→ GIVEN TASK
Your answer should be only a number: how many lines include the word "have".

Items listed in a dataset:
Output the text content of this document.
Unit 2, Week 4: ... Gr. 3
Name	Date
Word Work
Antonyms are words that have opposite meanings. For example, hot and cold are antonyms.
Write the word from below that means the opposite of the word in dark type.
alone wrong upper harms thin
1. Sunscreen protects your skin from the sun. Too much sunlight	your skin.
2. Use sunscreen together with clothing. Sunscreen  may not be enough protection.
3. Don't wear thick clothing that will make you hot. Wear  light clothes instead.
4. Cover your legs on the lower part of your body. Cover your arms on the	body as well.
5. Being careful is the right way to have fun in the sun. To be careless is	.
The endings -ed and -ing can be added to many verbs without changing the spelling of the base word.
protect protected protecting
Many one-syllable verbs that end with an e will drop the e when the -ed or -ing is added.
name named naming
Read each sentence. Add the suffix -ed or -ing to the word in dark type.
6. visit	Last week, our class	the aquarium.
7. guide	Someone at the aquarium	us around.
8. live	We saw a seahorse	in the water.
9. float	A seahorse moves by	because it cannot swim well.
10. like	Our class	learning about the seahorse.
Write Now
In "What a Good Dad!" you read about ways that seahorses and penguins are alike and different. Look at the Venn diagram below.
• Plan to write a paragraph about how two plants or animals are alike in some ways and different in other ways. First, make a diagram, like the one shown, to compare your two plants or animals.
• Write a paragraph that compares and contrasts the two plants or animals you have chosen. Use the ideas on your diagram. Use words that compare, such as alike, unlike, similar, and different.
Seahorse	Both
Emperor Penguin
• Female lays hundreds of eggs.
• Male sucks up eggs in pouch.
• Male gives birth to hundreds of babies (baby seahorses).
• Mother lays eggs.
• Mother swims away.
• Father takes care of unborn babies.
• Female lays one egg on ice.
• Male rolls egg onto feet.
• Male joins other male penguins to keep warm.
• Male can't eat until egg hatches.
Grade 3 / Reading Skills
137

→ RESPONSE FOR THIS EXERCISE
3